* **Aim of the exercise**
Copy everything in the data below exactly except the pictures.

── Material for the task

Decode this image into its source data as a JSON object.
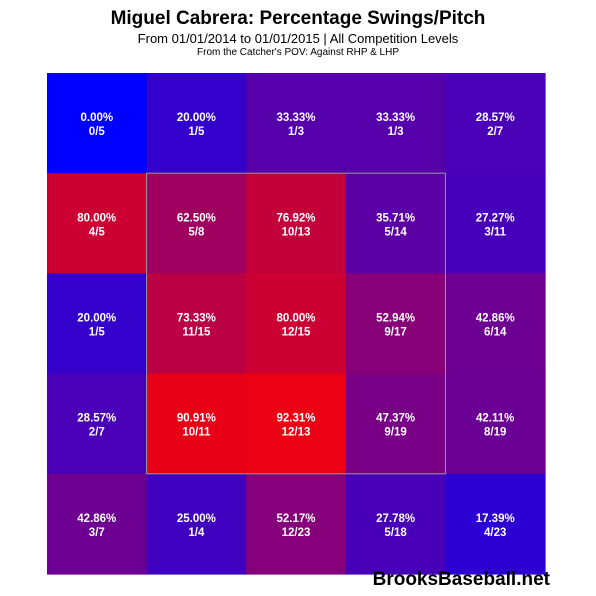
{
  "title": "Miguel Cabrera: Percentage Swings/Pitch",
  "subtitle": "From 01/01/2014 to 01/01/2015 | All Competition Levels",
  "subtitle2": "From the Catcher's POV:  Against RHP & LHP",
  "watermark": "BrooksBaseball.net",
  "chart_data": {
    "type": "heatmap",
    "rows": 5,
    "cols": 5,
    "strike_zone": {
      "rows": [
        1,
        3
      ],
      "cols": [
        1,
        3
      ]
    },
    "color_scale": {
      "low": "#0000ff",
      "high": "#ff0000"
    },
    "cells": [
      [
        {
          "pct_label": "0.00%",
          "count_label": "0/5",
          "value": 0.0
        },
        {
          "pct_label": "20.00%",
          "count_label": "1/5",
          "value": 20.0
        },
        {
          "pct_label": "33.33%",
          "count_label": "1/3",
          "value": 33.33
        },
        {
          "pct_label": "33.33%",
          "count_label": "1/3",
          "value": 33.33
        },
        {
          "pct_label": "28.57%",
          "count_label": "2/7",
          "value": 28.57
        }
      ],
      [
        {
          "pct_label": "80.00%",
          "count_label": "4/5",
          "value": 80.0
        },
        {
          "pct_label": "62.50%",
          "count_label": "5/8",
          "value": 62.5
        },
        {
          "pct_label": "76.92%",
          "count_label": "10/13",
          "value": 76.92
        },
        {
          "pct_label": "35.71%",
          "count_label": "5/14",
          "value": 35.71
        },
        {
          "pct_label": "27.27%",
          "count_label": "3/11",
          "value": 27.27
        }
      ],
      [
        {
          "pct_label": "20.00%",
          "count_label": "1/5",
          "value": 20.0
        },
        {
          "pct_label": "73.33%",
          "count_label": "11/15",
          "value": 73.33
        },
        {
          "pct_label": "80.00%",
          "count_label": "12/15",
          "value": 80.0
        },
        {
          "pct_label": "52.94%",
          "count_label": "9/17",
          "value": 52.94
        },
        {
          "pct_label": "42.86%",
          "count_label": "6/14",
          "value": 42.86
        }
      ],
      [
        {
          "pct_label": "28.57%",
          "count_label": "2/7",
          "value": 28.57
        },
        {
          "pct_label": "90.91%",
          "count_label": "10/11",
          "value": 90.91
        },
        {
          "pct_label": "92.31%",
          "count_label": "12/13",
          "value": 92.31
        },
        {
          "pct_label": "47.37%",
          "count_label": "9/19",
          "value": 47.37
        },
        {
          "pct_label": "42.11%",
          "count_label": "8/19",
          "value": 42.11
        }
      ],
      [
        {
          "pct_label": "42.86%",
          "count_label": "3/7",
          "value": 42.86
        },
        {
          "pct_label": "25.00%",
          "count_label": "1/4",
          "value": 25.0
        },
        {
          "pct_label": "52.17%",
          "count_label": "12/23",
          "value": 52.17
        },
        {
          "pct_label": "27.78%",
          "count_label": "5/18",
          "value": 27.78
        },
        {
          "pct_label": "17.39%",
          "count_label": "4/23",
          "value": 17.39
        }
      ]
    ]
  }
}
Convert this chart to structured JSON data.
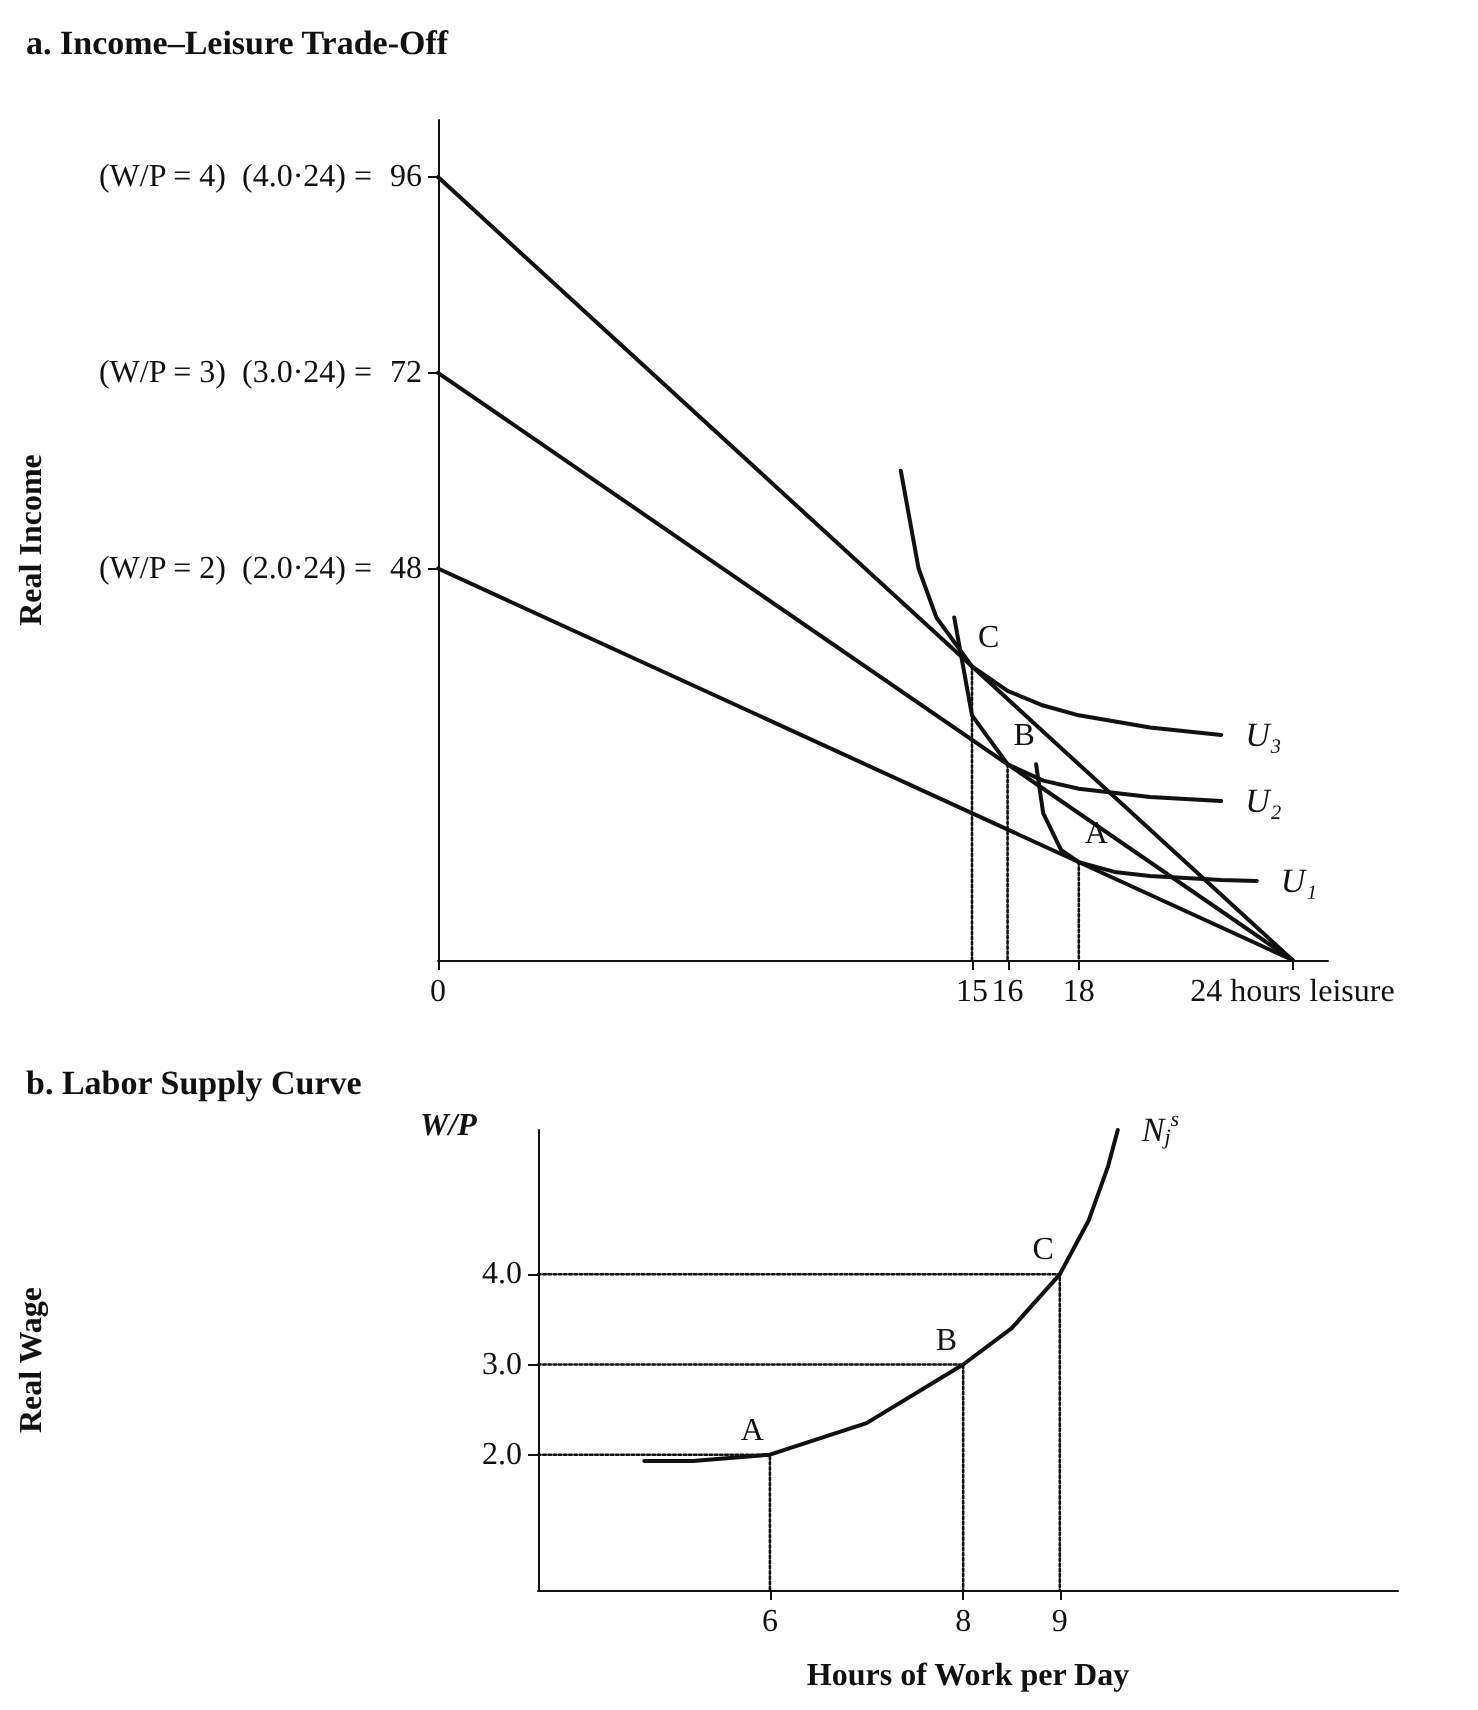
{
  "chart_data": [
    {
      "type": "line",
      "title": "a. Income–Leisure Trade-Off",
      "ylabel": "Real Income",
      "legend": false,
      "grid": false,
      "marker": "none",
      "line_style": "solid",
      "xlim": [
        0,
        25
      ],
      "ylim": [
        0,
        103
      ],
      "xticks": [
        0,
        15,
        16,
        18,
        {
          "value": 24,
          "label": "24 hours leisure"
        }
      ],
      "yticks": [
        48,
        72,
        96
      ],
      "annotations": [
        {
          "text": "(W/P = 2)  (2.0·24) =",
          "x": 0,
          "y": 48
        },
        {
          "text": "(W/P = 3)  (3.0·24) =",
          "x": 0,
          "y": 72
        },
        {
          "text": "(W/P = 4)  (4.0·24) =",
          "x": 0,
          "y": 96
        },
        {
          "text": "C",
          "x": 15,
          "y": 36
        },
        {
          "text": "B",
          "x": 16,
          "y": 24
        },
        {
          "text": "A",
          "x": 18,
          "y": 12
        }
      ],
      "series": [
        {
          "color": "#111111",
          "x": [
            0,
            24
          ],
          "values": [
            96,
            0
          ]
        },
        {
          "color": "#111111",
          "x": [
            0,
            24
          ],
          "values": [
            72,
            0
          ]
        },
        {
          "color": "#111111",
          "x": [
            0,
            24
          ],
          "values": [
            48,
            0
          ]
        },
        {
          "name": "U₃",
          "color": "#111111",
          "x": [
            13,
            13.5,
            14,
            15,
            16,
            17,
            18,
            20,
            22
          ],
          "values": [
            60,
            48,
            42,
            36,
            33,
            31.2,
            30,
            28.5,
            27.6
          ]
        },
        {
          "name": "U₂",
          "color": "#111111",
          "x": [
            14.5,
            15,
            16,
            17,
            18,
            20,
            22
          ],
          "values": [
            42,
            30,
            24,
            22,
            21,
            20,
            19.5
          ]
        },
        {
          "name": "U₁",
          "color": "#111111",
          "x": [
            16.8,
            17,
            17.5,
            18,
            19,
            20,
            22,
            23
          ],
          "values": [
            24,
            18,
            13.5,
            12,
            10.8,
            10.3,
            9.8,
            9.7
          ]
        },
        {
          "color": "#111111",
          "line_style": "dotted",
          "x": [
            15,
            15
          ],
          "values": [
            36,
            0
          ]
        },
        {
          "color": "#111111",
          "line_style": "dotted",
          "x": [
            16,
            16
          ],
          "values": [
            24,
            0
          ]
        },
        {
          "color": "#111111",
          "line_style": "dotted",
          "x": [
            18,
            18
          ],
          "values": [
            12,
            0
          ]
        }
      ]
    },
    {
      "type": "line",
      "title": "b. Labor Supply Curve",
      "xlabel": "Hours of Work per Day",
      "ylabel": "Real Wage",
      "legend": false,
      "grid": false,
      "marker": "none",
      "line_style": "solid",
      "xlim": [
        3.6,
        12.5
      ],
      "ylim": [
        0.5,
        5.6
      ],
      "xticks": [
        6,
        8,
        9
      ],
      "yticks": [
        {
          "value": 2,
          "label": "2.0"
        },
        {
          "value": 3,
          "label": "3.0"
        },
        {
          "value": 4,
          "label": "4.0"
        }
      ],
      "annotations": [
        "W/P",
        {
          "text": "A",
          "x": 6,
          "y": 2
        },
        {
          "text": "B",
          "x": 8,
          "y": 3
        },
        {
          "text": "C",
          "x": 9,
          "y": 4
        }
      ],
      "series": [
        {
          "name": "N$_{j}$$^{s}$",
          "color": "#111111",
          "x": [
            4.7,
            5.2,
            6,
            7,
            8,
            8.5,
            9,
            9.3,
            9.5,
            9.6
          ],
          "values": [
            1.93,
            1.93,
            2,
            2.35,
            3,
            3.4,
            4,
            4.6,
            5.2,
            5.6
          ]
        },
        {
          "color": "#111111",
          "line_style": "dotted",
          "x": [
            3.6,
            6,
            6
          ],
          "values": [
            2,
            2,
            0.5
          ]
        },
        {
          "color": "#111111",
          "line_style": "dotted",
          "x": [
            3.6,
            8,
            8
          ],
          "values": [
            3,
            3,
            0.5
          ]
        },
        {
          "color": "#111111",
          "line_style": "dotted",
          "x": [
            3.6,
            9,
            9
          ],
          "values": [
            4,
            4,
            0.5
          ]
        }
      ]
    }
  ]
}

────

* **Task output**
Decode this image into its source data as a JSON object.
{
  "title": "Miguel Cabrera: Percentage Swings/Pitch",
  "subtitle": "From 01/01/2014 to 01/01/2015 | All Competition Levels",
  "subtitle2": "From the Catcher's POV:  Against RHP & LHP",
  "watermark": "BrooksBaseball.net",
  "chart_data": {
    "type": "heatmap",
    "rows": 5,
    "cols": 5,
    "strike_zone": {
      "rows": [
        1,
        3
      ],
      "cols": [
        1,
        3
      ]
    },
    "color_scale": {
      "low": "#0000ff",
      "high": "#ff0000"
    },
    "cells": [
      [
        {
          "pct_label": "0.00%",
          "count_label": "0/5",
          "value": 0.0
        },
        {
          "pct_label": "20.00%",
          "count_label": "1/5",
          "value": 20.0
        },
        {
          "pct_label": "33.33%",
          "count_label": "1/3",
          "value": 33.33
        },
        {
          "pct_label": "33.33%",
          "count_label": "1/3",
          "value": 33.33
        },
        {
          "pct_label": "28.57%",
          "count_label": "2/7",
          "value": 28.57
        }
      ],
      [
        {
          "pct_label": "80.00%",
          "count_label": "4/5",
          "value": 80.0
        },
        {
          "pct_label": "62.50%",
          "count_label": "5/8",
          "value": 62.5
        },
        {
          "pct_label": "76.92%",
          "count_label": "10/13",
          "value": 76.92
        },
        {
          "pct_label": "35.71%",
          "count_label": "5/14",
          "value": 35.71
        },
        {
          "pct_label": "27.27%",
          "count_label": "3/11",
          "value": 27.27
        }
      ],
      [
        {
          "pct_label": "20.00%",
          "count_label": "1/5",
          "value": 20.0
        },
        {
          "pct_label": "73.33%",
          "count_label": "11/15",
          "value": 73.33
        },
        {
          "pct_label": "80.00%",
          "count_label": "12/15",
          "value": 80.0
        },
        {
          "pct_label": "52.94%",
          "count_label": "9/17",
          "value": 52.94
        },
        {
          "pct_label": "42.86%",
          "count_label": "6/14",
          "value": 42.86
        }
      ],
      [
        {
          "pct_label": "28.57%",
          "count_label": "2/7",
          "value": 28.57
        },
        {
          "pct_label": "90.91%",
          "count_label": "10/11",
          "value": 90.91
        },
        {
          "pct_label": "92.31%",
          "count_label": "12/13",
          "value": 92.31
        },
        {
          "pct_label": "47.37%",
          "count_label": "9/19",
          "value": 47.37
        },
        {
          "pct_label": "42.11%",
          "count_label": "8/19",
          "value": 42.11
        }
      ],
      [
        {
          "pct_label": "42.86%",
          "count_label": "3/7",
          "value": 42.86
        },
        {
          "pct_label": "25.00%",
          "count_label": "1/4",
          "value": 25.0
        },
        {
          "pct_label": "52.17%",
          "count_label": "12/23",
          "value": 52.17
        },
        {
          "pct_label": "27.78%",
          "count_label": "5/18",
          "value": 27.78
        },
        {
          "pct_label": "17.39%",
          "count_label": "4/23",
          "value": 17.39
        }
      ]
    ]
  }
}
Convert this chart to structured JSON data.
{
  "chart_data": [
    {
      "type": "line",
      "title": "a. Income–Leisure Trade-Off",
      "ylabel": "Real Income",
      "legend": false,
      "grid": false,
      "marker": "none",
      "line_style": "solid",
      "xlim": [
        0,
        25
      ],
      "ylim": [
        0,
        103
      ],
      "xticks": [
        0,
        15,
        16,
        18,
        {
          "value": 24,
          "label": "24 hours leisure"
        }
      ],
      "yticks": [
        48,
        72,
        96
      ],
      "annotations": [
        {
          "text": "(W/P = 2)  (2.0·24) =",
          "x": 0,
          "y": 48
        },
        {
          "text": "(W/P = 3)  (3.0·24) =",
          "x": 0,
          "y": 72
        },
        {
          "text": "(W/P = 4)  (4.0·24) =",
          "x": 0,
          "y": 96
        },
        {
          "text": "C",
          "x": 15,
          "y": 36
        },
        {
          "text": "B",
          "x": 16,
          "y": 24
        },
        {
          "text": "A",
          "x": 18,
          "y": 12
        }
      ],
      "series": [
        {
          "color": "#111111",
          "x": [
            0,
            24
          ],
          "values": [
            96,
            0
          ]
        },
        {
          "color": "#111111",
          "x": [
            0,
            24
          ],
          "values": [
            72,
            0
          ]
        },
        {
          "color": "#111111",
          "x": [
            0,
            24
          ],
          "values": [
            48,
            0
          ]
        },
        {
          "name": "U₃",
          "color": "#111111",
          "x": [
            13,
            13.5,
            14,
            15,
            16,
            17,
            18,
            20,
            22
          ],
          "values": [
            60,
            48,
            42,
            36,
            33,
            31.2,
            30,
            28.5,
            27.6
          ]
        },
        {
          "name": "U₂",
          "color": "#111111",
          "x": [
            14.5,
            15,
            16,
            17,
            18,
            20,
            22
          ],
          "values": [
            42,
            30,
            24,
            22,
            21,
            20,
            19.5
          ]
        },
        {
          "name": "U₁",
          "color": "#111111",
          "x": [
            16.8,
            17,
            17.5,
            18,
            19,
            20,
            22,
            23
          ],
          "values": [
            24,
            18,
            13.5,
            12,
            10.8,
            10.3,
            9.8,
            9.7
          ]
        },
        {
          "color": "#111111",
          "line_style": "dotted",
          "x": [
            15,
            15
          ],
          "values": [
            36,
            0
          ]
        },
        {
          "color": "#111111",
          "line_style": "dotted",
          "x": [
            16,
            16
          ],
          "values": [
            24,
            0
          ]
        },
        {
          "color": "#111111",
          "line_style": "dotted",
          "x": [
            18,
            18
          ],
          "values": [
            12,
            0
          ]
        }
      ]
    },
    {
      "type": "line",
      "title": "b. Labor Supply Curve",
      "xlabel": "Hours of Work per Day",
      "ylabel": "Real Wage",
      "legend": false,
      "grid": false,
      "marker": "none",
      "line_style": "solid",
      "xlim": [
        3.6,
        12.5
      ],
      "ylim": [
        0.5,
        5.6
      ],
      "xticks": [
        6,
        8,
        9
      ],
      "yticks": [
        {
          "value": 2,
          "label": "2.0"
        },
        {
          "value": 3,
          "label": "3.0"
        },
        {
          "value": 4,
          "label": "4.0"
        }
      ],
      "annotations": [
        "W/P",
        {
          "text": "A",
          "x": 6,
          "y": 2
        },
        {
          "text": "B",
          "x": 8,
          "y": 3
        },
        {
          "text": "C",
          "x": 9,
          "y": 4
        }
      ],
      "series": [
        {
          "name": "N$_{j}$$^{s}$",
          "color": "#111111",
          "x": [
            4.7,
            5.2,
            6,
            7,
            8,
            8.5,
            9,
            9.3,
            9.5,
            9.6
          ],
          "values": [
            1.93,
            1.93,
            2,
            2.35,
            3,
            3.4,
            4,
            4.6,
            5.2,
            5.6
          ]
        },
        {
          "color": "#111111",
          "line_style": "dotted",
          "x": [
            3.6,
            6,
            6
          ],
          "values": [
            2,
            2,
            0.5
          ]
        },
        {
          "color": "#111111",
          "line_style": "dotted",
          "x": [
            3.6,
            8,
            8
          ],
          "values": [
            3,
            3,
            0.5
          ]
        },
        {
          "color": "#111111",
          "line_style": "dotted",
          "x": [
            3.6,
            9,
            9
          ],
          "values": [
            4,
            4,
            0.5
          ]
        }
      ]
    }
  ]
}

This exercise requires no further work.